* _Extrait_:
===
La langue française vue d'ailleurs
Editions Tarik/ Eminasoleil
Préface du livre

Peu de gens s'en souviennent probablement, mais c'est vers la fin du 18e siècle, dans les années 1770, que l'Académie des Sciences de Prusse à Berlin avait mis au concours le sujet suivant : l'universalité de la langue française. Il est vrai que c'était l'époque où le souverain Frédéric II s'enorgueillissait de ne parler allemand qu'avec les palefreniers; c'était l'époque où les Vénitiens Goldoni et Casanova écrivaient l'un ses pièces, l'autre ses mémoires en français; l'époque aussi où les Bourbons d'Espagne s'exprimaient dans cette langue tout comme la Russie ou la Turquie pour qui le français était bien évidemment la langue de contact. Mieux encore peut-être, George Washington et Thomas Jefferson, à peine victorieux de l'Angleterre, s'interrogeaient sur le point de savoir s'il ne fallait pas faire du français la seconde langue officielle de la nation américaine naissante. Au tournant donc des 18e et 19e siècles, la francophonie était la civilisation; y résistait une "exception culturelle", celle du Royaume Uni. Au tournant des 20e et 21e siècles que nous vivons, la situation on l'aura compris, est parfaitement inversée et la francophonie fait figure d'exception culturelle .des temps modernes. La langue française a bien sûr perdu son statut. Elle n'en reste pas moins un instrument irremplaçable de culture et d'ouverture au monde moderne comme à la démocratie et un élément fondamental de l'identité pour un certain nombre de peuples.
L'Amérique latine, elle-même longtemps terre d'élection de la francophonie, n'a plus comme chef de file que le chef de l'Etat brésilien, le président Cardoso, au moment où toutes les élites de cette région du monde, comme d'ailleurs assez largement les élites de l'Europe, d'Asie et d'Afrique, se sont converties au "Harvard trained". Et il faut tout l'humour de l'écrivain Carlos Fuentes pour ironiser sur le fait que ce "Harvard trained" est pratiquement devenu un nouveau prénom mexicain...
===
* _Exercices à faire_:
• 1. Répondez à ces questions d'après la préface.
(a) Quelle institution avait mis au concours le sujet de l'universalité de la langue française ?
(b) Quels deux Vénitiens écrivaient en français, selon la préface ?
(c) Qui reste le seul chef de file de la francophonie en Amérique latine ?
• 2. Recopiez le passage de la préface qui va de « L'Amérique latine, elle-même » jusqu'à « nouveau prénom mexicain... » inclus.
Les données n'ont aucun lien avec la préface.
===
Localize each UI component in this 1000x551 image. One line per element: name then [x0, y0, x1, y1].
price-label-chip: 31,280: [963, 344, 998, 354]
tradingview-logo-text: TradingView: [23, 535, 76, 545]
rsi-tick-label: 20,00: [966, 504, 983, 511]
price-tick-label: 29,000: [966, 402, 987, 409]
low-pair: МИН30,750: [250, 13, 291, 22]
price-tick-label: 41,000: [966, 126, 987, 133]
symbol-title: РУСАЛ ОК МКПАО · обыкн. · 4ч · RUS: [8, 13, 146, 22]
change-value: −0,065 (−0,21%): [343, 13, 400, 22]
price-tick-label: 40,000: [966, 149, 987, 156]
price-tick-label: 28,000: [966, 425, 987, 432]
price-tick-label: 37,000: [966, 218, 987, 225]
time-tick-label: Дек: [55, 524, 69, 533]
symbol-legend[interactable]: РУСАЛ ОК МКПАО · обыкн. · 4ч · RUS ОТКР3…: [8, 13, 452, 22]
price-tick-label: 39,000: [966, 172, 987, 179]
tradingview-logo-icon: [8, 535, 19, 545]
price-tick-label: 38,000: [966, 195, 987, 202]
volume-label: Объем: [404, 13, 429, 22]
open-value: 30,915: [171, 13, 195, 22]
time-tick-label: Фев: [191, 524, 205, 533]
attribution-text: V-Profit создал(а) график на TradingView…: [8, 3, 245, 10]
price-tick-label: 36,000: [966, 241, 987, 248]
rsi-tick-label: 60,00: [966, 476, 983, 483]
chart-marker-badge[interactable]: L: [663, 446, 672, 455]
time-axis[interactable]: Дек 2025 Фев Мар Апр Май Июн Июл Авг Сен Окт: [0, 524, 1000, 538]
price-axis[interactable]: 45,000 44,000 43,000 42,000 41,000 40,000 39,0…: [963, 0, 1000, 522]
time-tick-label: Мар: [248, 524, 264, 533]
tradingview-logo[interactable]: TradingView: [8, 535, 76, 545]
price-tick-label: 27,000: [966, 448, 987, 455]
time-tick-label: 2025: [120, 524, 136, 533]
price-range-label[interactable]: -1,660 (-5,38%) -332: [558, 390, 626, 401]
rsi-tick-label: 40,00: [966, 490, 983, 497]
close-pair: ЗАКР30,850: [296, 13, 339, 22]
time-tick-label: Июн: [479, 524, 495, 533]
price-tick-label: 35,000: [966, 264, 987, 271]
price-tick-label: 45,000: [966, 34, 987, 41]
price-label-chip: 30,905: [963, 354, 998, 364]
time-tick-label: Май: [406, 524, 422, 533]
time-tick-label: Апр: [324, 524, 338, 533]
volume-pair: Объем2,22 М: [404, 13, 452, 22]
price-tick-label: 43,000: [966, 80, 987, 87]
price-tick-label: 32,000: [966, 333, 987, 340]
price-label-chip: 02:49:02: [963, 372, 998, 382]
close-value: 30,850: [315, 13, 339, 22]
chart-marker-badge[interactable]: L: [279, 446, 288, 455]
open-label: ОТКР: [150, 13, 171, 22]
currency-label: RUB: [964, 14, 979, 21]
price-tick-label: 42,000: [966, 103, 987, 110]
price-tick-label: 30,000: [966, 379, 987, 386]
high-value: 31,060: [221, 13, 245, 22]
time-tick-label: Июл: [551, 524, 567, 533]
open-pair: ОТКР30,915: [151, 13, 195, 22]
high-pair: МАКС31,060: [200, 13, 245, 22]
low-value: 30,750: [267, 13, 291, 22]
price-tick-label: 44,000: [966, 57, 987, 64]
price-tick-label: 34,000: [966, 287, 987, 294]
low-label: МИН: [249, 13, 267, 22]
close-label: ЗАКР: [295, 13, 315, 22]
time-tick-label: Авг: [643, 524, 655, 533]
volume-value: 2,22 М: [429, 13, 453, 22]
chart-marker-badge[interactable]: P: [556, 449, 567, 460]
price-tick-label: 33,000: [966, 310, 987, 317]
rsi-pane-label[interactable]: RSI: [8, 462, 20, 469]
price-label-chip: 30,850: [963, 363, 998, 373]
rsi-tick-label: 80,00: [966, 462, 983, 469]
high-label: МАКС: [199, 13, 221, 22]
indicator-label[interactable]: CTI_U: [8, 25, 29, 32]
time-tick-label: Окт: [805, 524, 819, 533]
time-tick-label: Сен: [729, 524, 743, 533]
===
* _Corrigés par exercice_:
• 1.
(a) L'Académie des Sciences de Prusse à Berlin.
(b) Goldoni et Casanova.
(c) Le président Cardoso, chef de l'État brésilien.

• 2.
L'Amérique latine, elle-même longtemps terre d'élection de la francophonie, n'a plus comme chef de file que le chef de l'Etat brésilien, le président Cardoso, au moment où toutes les élites de cette région du monde, comme d'ailleurs assez largement les élites de l'Europe, d'Asie et d'Afrique, se sont converties au "Harvard trained". Et il faut tout l'humour de l'écrivain Carlos Fuentes pour ironiser sur le fait que ce "Harvard trained" est pratiquement devenu un nouveau prénom mexicain...